⟨

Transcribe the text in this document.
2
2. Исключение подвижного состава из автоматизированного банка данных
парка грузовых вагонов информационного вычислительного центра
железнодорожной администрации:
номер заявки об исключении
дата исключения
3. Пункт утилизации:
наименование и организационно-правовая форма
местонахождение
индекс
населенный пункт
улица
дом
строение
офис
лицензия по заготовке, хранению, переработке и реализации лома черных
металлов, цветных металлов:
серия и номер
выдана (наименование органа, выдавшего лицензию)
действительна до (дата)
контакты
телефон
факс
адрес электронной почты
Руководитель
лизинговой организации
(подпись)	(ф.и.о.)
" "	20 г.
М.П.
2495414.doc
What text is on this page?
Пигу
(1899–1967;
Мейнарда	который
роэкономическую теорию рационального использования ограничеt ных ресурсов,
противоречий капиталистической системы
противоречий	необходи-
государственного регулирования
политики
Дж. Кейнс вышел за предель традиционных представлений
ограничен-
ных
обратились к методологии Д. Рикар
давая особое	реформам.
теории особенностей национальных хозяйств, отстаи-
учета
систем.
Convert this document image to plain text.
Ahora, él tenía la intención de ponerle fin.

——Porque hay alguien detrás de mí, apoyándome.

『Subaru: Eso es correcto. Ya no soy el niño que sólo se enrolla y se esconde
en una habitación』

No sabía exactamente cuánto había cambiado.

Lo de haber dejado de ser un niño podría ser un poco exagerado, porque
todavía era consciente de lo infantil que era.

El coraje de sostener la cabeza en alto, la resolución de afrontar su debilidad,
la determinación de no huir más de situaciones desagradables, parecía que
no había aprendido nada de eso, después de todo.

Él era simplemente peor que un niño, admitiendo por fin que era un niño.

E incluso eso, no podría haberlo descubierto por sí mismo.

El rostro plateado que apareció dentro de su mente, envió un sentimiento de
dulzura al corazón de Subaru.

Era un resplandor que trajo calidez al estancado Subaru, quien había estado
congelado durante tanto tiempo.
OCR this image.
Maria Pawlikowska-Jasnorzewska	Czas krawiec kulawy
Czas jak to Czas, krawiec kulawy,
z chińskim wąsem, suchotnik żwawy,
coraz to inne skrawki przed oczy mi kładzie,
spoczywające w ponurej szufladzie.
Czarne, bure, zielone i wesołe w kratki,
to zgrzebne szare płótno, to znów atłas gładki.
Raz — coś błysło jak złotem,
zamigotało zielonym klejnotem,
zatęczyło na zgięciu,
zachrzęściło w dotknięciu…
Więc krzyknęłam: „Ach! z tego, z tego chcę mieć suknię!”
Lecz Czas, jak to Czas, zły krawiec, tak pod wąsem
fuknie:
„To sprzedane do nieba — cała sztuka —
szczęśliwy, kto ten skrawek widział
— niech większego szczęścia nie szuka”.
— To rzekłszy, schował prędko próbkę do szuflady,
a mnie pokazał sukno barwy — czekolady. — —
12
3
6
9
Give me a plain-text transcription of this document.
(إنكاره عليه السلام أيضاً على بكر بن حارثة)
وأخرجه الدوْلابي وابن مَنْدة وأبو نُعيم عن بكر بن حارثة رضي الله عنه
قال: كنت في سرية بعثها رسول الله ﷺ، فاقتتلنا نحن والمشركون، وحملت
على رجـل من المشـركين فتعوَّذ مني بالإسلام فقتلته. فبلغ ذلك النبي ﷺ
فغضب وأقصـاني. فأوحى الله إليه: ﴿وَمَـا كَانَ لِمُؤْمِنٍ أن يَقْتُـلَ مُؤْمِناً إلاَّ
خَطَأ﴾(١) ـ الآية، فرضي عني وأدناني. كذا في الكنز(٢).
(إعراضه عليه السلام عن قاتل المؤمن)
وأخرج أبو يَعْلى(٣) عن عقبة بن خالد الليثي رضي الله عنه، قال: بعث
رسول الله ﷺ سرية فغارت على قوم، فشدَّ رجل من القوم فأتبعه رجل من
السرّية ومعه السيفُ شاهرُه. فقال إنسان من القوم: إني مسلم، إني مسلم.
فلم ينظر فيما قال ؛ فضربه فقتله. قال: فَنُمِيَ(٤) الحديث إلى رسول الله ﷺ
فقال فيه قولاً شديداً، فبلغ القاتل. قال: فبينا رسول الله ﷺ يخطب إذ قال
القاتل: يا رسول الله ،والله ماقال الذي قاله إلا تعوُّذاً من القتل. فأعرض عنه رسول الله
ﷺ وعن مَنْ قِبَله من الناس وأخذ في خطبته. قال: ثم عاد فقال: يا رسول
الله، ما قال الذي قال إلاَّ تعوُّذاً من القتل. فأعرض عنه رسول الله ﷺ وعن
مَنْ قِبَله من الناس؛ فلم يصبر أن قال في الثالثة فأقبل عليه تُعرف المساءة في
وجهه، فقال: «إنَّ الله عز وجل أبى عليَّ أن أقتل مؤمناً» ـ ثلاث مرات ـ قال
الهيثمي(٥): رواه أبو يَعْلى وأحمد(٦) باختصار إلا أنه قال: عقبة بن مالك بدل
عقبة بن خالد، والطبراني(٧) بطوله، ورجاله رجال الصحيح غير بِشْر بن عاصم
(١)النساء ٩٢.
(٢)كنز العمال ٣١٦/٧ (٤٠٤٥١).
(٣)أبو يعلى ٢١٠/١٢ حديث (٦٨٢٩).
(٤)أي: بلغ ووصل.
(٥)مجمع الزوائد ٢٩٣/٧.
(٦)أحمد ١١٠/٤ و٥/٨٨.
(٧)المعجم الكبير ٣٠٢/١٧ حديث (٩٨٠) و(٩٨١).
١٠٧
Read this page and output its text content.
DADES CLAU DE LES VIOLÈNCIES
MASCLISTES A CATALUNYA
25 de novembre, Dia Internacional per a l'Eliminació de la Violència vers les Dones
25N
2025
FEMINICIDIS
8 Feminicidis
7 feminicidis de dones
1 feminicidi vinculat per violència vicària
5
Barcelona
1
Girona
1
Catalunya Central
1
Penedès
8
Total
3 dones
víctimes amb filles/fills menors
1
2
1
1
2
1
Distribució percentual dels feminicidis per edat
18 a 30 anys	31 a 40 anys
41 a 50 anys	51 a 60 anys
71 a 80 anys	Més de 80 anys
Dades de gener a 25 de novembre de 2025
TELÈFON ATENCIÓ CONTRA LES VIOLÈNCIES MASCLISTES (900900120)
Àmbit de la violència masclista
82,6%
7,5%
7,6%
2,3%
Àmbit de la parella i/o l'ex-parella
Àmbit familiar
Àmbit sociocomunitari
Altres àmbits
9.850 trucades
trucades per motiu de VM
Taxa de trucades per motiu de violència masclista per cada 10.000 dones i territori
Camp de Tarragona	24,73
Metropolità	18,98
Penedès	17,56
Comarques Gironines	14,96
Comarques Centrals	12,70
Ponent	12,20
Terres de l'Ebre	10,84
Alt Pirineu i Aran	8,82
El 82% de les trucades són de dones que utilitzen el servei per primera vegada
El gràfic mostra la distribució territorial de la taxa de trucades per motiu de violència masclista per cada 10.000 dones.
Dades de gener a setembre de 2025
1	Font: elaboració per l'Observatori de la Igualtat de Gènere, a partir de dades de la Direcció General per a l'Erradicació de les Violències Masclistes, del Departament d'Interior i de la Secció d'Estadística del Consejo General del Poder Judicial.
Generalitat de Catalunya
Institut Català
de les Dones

⟩

#### Exercise details:
Go through the material above line by line and copy it exactly.

#### The output:
Transcribe the text in this document.
2
2. Исключение подвижного состава из автоматизированного банка данных
парка грузовых вагонов информационного вычислительного центра
железнодорожной администрации:
номер заявки об исключении
дата исключения
3. Пункт утилизации:
наименование и организационно-правовая форма
местонахождение
индекс
населенный пункт
улица
дом
строение
офис
лицензия по заготовке, хранению, переработке и реализации лома черных
металлов, цветных металлов:
серия и номер
выдана (наименование органа, выдавшего лицензию)
действительна до (дата)
контакты
телефон
факс
адрес электронной почты
Руководитель
лизинговой организации
(подпись)	(ф.и.о.)
" "	20 г.
М.П.
2495414.doc
What text is on this page?
Пигу
(1899–1967;
Мейнарда	который
роэкономическую теорию рационального использования ограничеt ных ресурсов,
противоречий капиталистической системы
противоречий	необходи-
государственного регулирования
политики
Дж. Кейнс вышел за предель традиционных представлений
ограничен-
ных
обратились к методологии Д. Рикар
давая особое	реформам.
теории особенностей национальных хозяйств, отстаи-
учета
систем.
Convert this document image to plain text.
Ahora, él tenía la intención de ponerle fin.

——Porque hay alguien detrás de mí, apoyándome.

『Subaru: Eso es correcto. Ya no soy el niño que sólo se enrolla y se esconde
en una habitación』

No sabía exactamente cuánto había cambiado.

Lo de haber dejado de ser un niño podría ser un poco exagerado, porque
todavía era consciente de lo infantil que era.

El coraje de sostener la cabeza en alto, la resolución de afrontar su debilidad,
la determinación de no huir más de situaciones desagradables, parecía que
no había aprendido nada de eso, después de todo.

Él era simplemente peor que un niño, admitiendo por fin que era un niño.

E incluso eso, no podría haberlo descubierto por sí mismo.

El rostro plateado que apareció dentro de su mente, envió un sentimiento de
dulzura al corazón de Subaru.

Era un resplandor que trajo calidez al estancado Subaru, quien había estado
congelado durante tanto tiempo.
OCR this image.
Maria Pawlikowska-Jasnorzewska	Czas krawiec kulawy
Czas jak to Czas, krawiec kulawy,
z chińskim wąsem, suchotnik żwawy,
coraz to inne skrawki przed oczy mi kładzie,
spoczywające w ponurej szufladzie.
Czarne, bure, zielone i wesołe w kratki,
to zgrzebne szare płótno, to znów atłas gładki.
Raz — coś błysło jak złotem,
zamigotało zielonym klejnotem,
zatęczyło na zgięciu,
zachrzęściło w dotknięciu…
Więc krzyknęłam: „Ach! z tego, z tego chcę mieć suknię!”
Lecz Czas, jak to Czas, zły krawiec, tak pod wąsem
fuknie:
„To sprzedane do nieba — cała sztuka —
szczęśliwy, kto ten skrawek widział
— niech większego szczęścia nie szuka”.
— To rzekłszy, schował prędko próbkę do szuflady,
a mnie pokazał sukno barwy — czekolady. — —
12
3
6
9
Give me a plain-text transcription of this document.
(إنكاره عليه السلام أيضاً على بكر بن حارثة)
وأخرجه الدوْلابي وابن مَنْدة وأبو نُعيم عن بكر بن حارثة رضي الله عنه
قال: كنت في سرية بعثها رسول الله ﷺ، فاقتتلنا نحن والمشركون، وحملت
على رجـل من المشـركين فتعوَّذ مني بالإسلام فقتلته. فبلغ ذلك النبي ﷺ
فغضب وأقصـاني. فأوحى الله إليه: ﴿وَمَـا كَانَ لِمُؤْمِنٍ أن يَقْتُـلَ مُؤْمِناً إلاَّ
خَطَأ﴾(١) ـ الآية، فرضي عني وأدناني. كذا في الكنز(٢).
(إعراضه عليه السلام عن قاتل المؤمن)
وأخرج أبو يَعْلى(٣) عن عقبة بن خالد الليثي رضي الله عنه، قال: بعث
رسول الله ﷺ سرية فغارت على قوم، فشدَّ رجل من القوم فأتبعه رجل من
السرّية ومعه السيفُ شاهرُه. فقال إنسان من القوم: إني مسلم، إني مسلم.
فلم ينظر فيما قال ؛ فضربه فقتله. قال: فَنُمِيَ(٤) الحديث إلى رسول الله ﷺ
فقال فيه قولاً شديداً، فبلغ القاتل. قال: فبينا رسول الله ﷺ يخطب إذ قال
القاتل: يا رسول الله ،والله ماقال الذي قاله إلا تعوُّذاً من القتل. فأعرض عنه رسول الله
ﷺ وعن مَنْ قِبَله من الناس وأخذ في خطبته. قال: ثم عاد فقال: يا رسول
الله، ما قال الذي قال إلاَّ تعوُّذاً من القتل. فأعرض عنه رسول الله ﷺ وعن
مَنْ قِبَله من الناس؛ فلم يصبر أن قال في الثالثة فأقبل عليه تُعرف المساءة في
وجهه، فقال: «إنَّ الله عز وجل أبى عليَّ أن أقتل مؤمناً» ـ ثلاث مرات ـ قال
الهيثمي(٥): رواه أبو يَعْلى وأحمد(٦) باختصار إلا أنه قال: عقبة بن مالك بدل
عقبة بن خالد، والطبراني(٧) بطوله، ورجاله رجال الصحيح غير بِشْر بن عاصم
(١)النساء ٩٢.
(٢)كنز العمال ٣١٦/٧ (٤٠٤٥١).
(٣)أبو يعلى ٢١٠/١٢ حديث (٦٨٢٩).
(٤)أي: بلغ ووصل.
(٥)مجمع الزوائد ٢٩٣/٧.
(٦)أحمد ١١٠/٤ و٥/٨٨.
(٧)المعجم الكبير ٣٠٢/١٧ حديث (٩٨٠) و(٩٨١).
١٠٧
Read this page and output its text content.
DADES CLAU DE LES VIOLÈNCIES
MASCLISTES A CATALUNYA
25 de novembre, Dia Internacional per a l'Eliminació de la Violència vers les Dones
25N
2025
FEMINICIDIS
8 Feminicidis
7 feminicidis de dones
1 feminicidi vinculat per violència vicària
5
Barcelona
1
Girona
1
Catalunya Central
1
Penedès
8
Total
3 dones
víctimes amb filles/fills menors
1
2
1
1
2
1
Distribució percentual dels feminicidis per edat
18 a 30 anys	31 a 40 anys
41 a 50 anys	51 a 60 anys
71 a 80 anys	Més de 80 anys
Dades de gener a 25 de novembre de 2025
TELÈFON ATENCIÓ CONTRA LES VIOLÈNCIES MASCLISTES (900900120)
Àmbit de la violència masclista
82,6%
7,5%
7,6%
2,3%
Àmbit de la parella i/o l'ex-parella
Àmbit familiar
Àmbit sociocomunitari
Altres àmbits
9.850 trucades
trucades per motiu de VM
Taxa de trucades per motiu de violència masclista per cada 10.000 dones i territori
Camp de Tarragona	24,73
Metropolità	18,98
Penedès	17,56
Comarques Gironines	14,96
Comarques Centrals	12,70
Ponent	12,20
Terres de l'Ebre	10,84
Alt Pirineu i Aran	8,82
El 82% de les trucades són de dones que utilitzen el servei per primera vegada
El gràfic mostra la distribució territorial de la taxa de trucades per motiu de violència masclista per cada 10.000 dones.
Dades de gener a setembre de 2025
1	Font: elaboració per l'Observatori de la Igualtat de Gènere, a partir de dades de la Direcció General per a l'Erradicació de les Violències Masclistes, del Departament d'Interior i de la Secció d'Estadística del Consejo General del Poder Judicial.
Generalitat de Catalunya
Institut Català
de les Dones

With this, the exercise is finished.